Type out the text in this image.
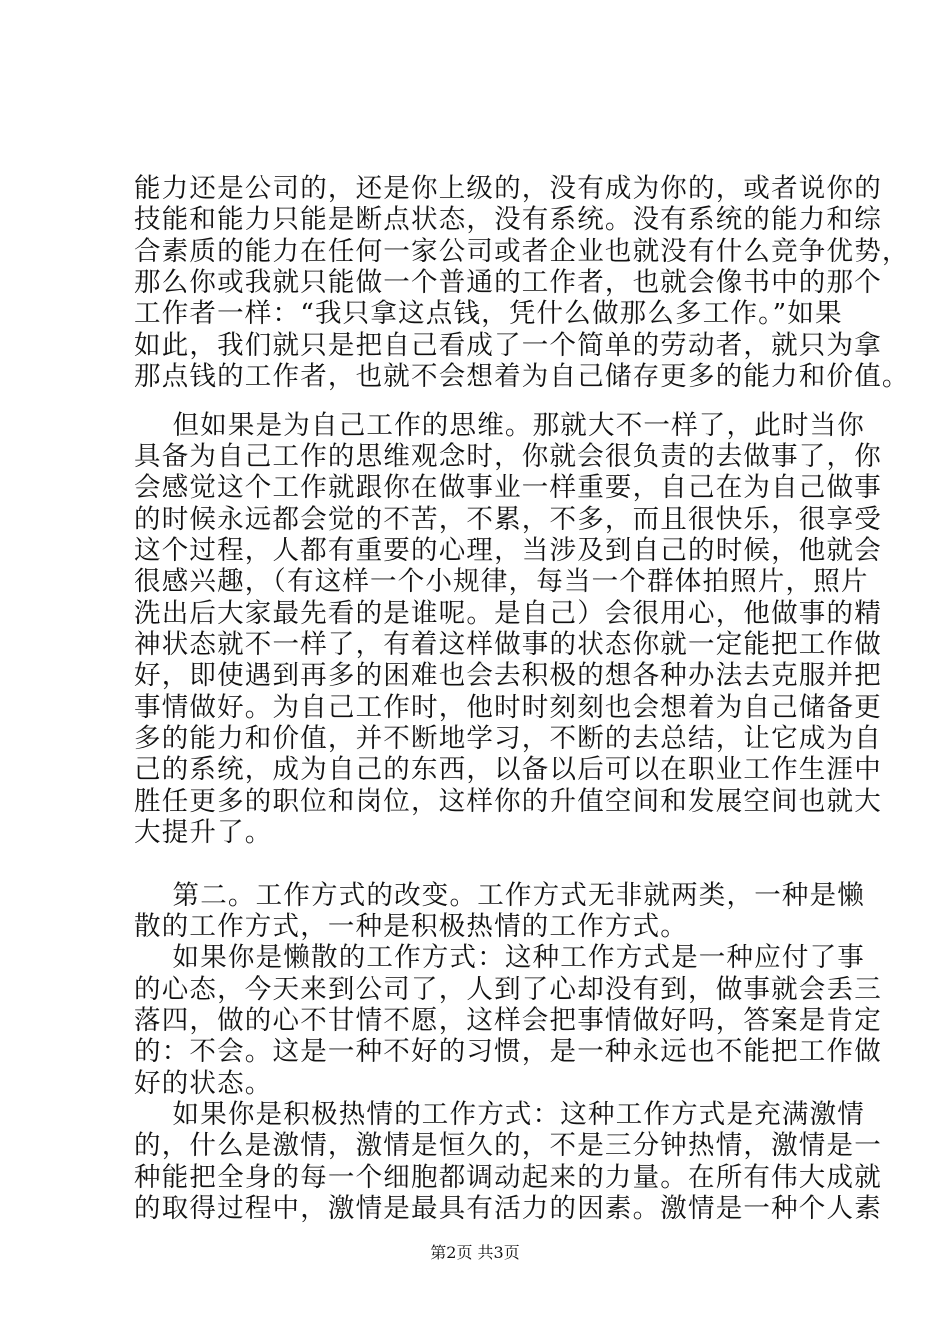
能力还是公司的，还是你上级的，没有成为你的，或者说你的
技能和能力只能是断点状态，没有系统。没有系统的能力和综
合素质的能力在任何一家公司或者企业也就没有什么竞争优势，
那么你或我就只能做一个普通的工作者，也就会像书中的那个
工作者一样：“我只拿这点钱，凭什么做那么多工作。”如果
如此，我们就只是把自己看成了一个简单的劳动者，就只为拿
那点钱的工作者，也就不会想着为自己储存更多的能力和价值。
但如果是为自己工作的思维。那就大不一样了，此时当你
具备为自己工作的思维观念时，你就会很负责的去做事了，你
会感觉这个工作就跟你在做事业一样重要，自己在为自己做事
的时候永远都会觉的不苦，不累，不多，而且很快乐，很享受
这个过程，人都有重要的心理，当涉及到自己的时候，他就会
很感兴趣，（有这样一个小规律，每当一个群体拍照片，照片
洗出后大家最先看的是谁呢。是自己）会很用心，他做事的精
神状态就不一样了，有着这样做事的状态你就一定能把工作做
好，即使遇到再多的困难也会去积极的想各种办法去克服并把
事情做好。为自己工作时，他时时刻刻也会想着为自己储备更
多的能力和价值，并不断地学习，不断的去总结，让它成为自
己的系统，成为自己的东西，以备以后可以在职业工作生涯中
胜任更多的职位和岗位，这样你的升值空间和发展空间也就大
大提升了。
第二。工作方式的改变。工作方式无非就两类，一种是懒
散的工作方式，一种是积极热情的工作方式。
如果你是懒散的工作方式：这种工作方式是一种应付了事
的心态，今天来到公司了，人到了心却没有到，做事就会丢三
落四，做的心不甘情不愿，这样会把事情做好吗，答案是肯定
的：不会。这是一种不好的习惯，是一种永远也不能把工作做
好的状态。
如果你是积极热情的工作方式：这种工作方式是充满激情
的，什么是激情，激情是恒久的，不是三分钟热情，激情是一
种能把全身的每一个细胞都调动起来的力量。在所有伟大成就
的取得过程中，激情是最具有活力的因素。激情是一种个人素
第2页 共3页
####
** Description of the task **
All of the data above should be transcribed verbatim, with pictures omitted.

** The solution **
Type out the text in this image.
能力还是公司的，还是你上级的，没有成为你的，或者说你的
技能和能力只能是断点状态，没有系统。没有系统的能力和综
合素质的能力在任何一家公司或者企业也就没有什么竞争优势，
那么你或我就只能做一个普通的工作者，也就会像书中的那个
工作者一样：“我只拿这点钱，凭什么做那么多工作。”如果
如此，我们就只是把自己看成了一个简单的劳动者，就只为拿
那点钱的工作者，也就不会想着为自己储存更多的能力和价值。
但如果是为自己工作的思维。那就大不一样了，此时当你
具备为自己工作的思维观念时，你就会很负责的去做事了，你
会感觉这个工作就跟你在做事业一样重要，自己在为自己做事
的时候永远都会觉的不苦，不累，不多，而且很快乐，很享受
这个过程，人都有重要的心理，当涉及到自己的时候，他就会
很感兴趣，（有这样一个小规律，每当一个群体拍照片，照片
洗出后大家最先看的是谁呢。是自己）会很用心，他做事的精
神状态就不一样了，有着这样做事的状态你就一定能把工作做
好，即使遇到再多的困难也会去积极的想各种办法去克服并把
事情做好。为自己工作时，他时时刻刻也会想着为自己储备更
多的能力和价值，并不断地学习，不断的去总结，让它成为自
己的系统，成为自己的东西，以备以后可以在职业工作生涯中
胜任更多的职位和岗位，这样你的升值空间和发展空间也就大
大提升了。
第二。工作方式的改变。工作方式无非就两类，一种是懒
散的工作方式，一种是积极热情的工作方式。
如果你是懒散的工作方式：这种工作方式是一种应付了事
的心态，今天来到公司了，人到了心却没有到，做事就会丢三
落四，做的心不甘情不愿，这样会把事情做好吗，答案是肯定
的：不会。这是一种不好的习惯，是一种永远也不能把工作做
好的状态。
如果你是积极热情的工作方式：这种工作方式是充满激情
的，什么是激情，激情是恒久的，不是三分钟热情，激情是一
种能把全身的每一个细胞都调动起来的力量。在所有伟大成就
的取得过程中，激情是最具有活力的因素。激情是一种个人素
第2页 共3页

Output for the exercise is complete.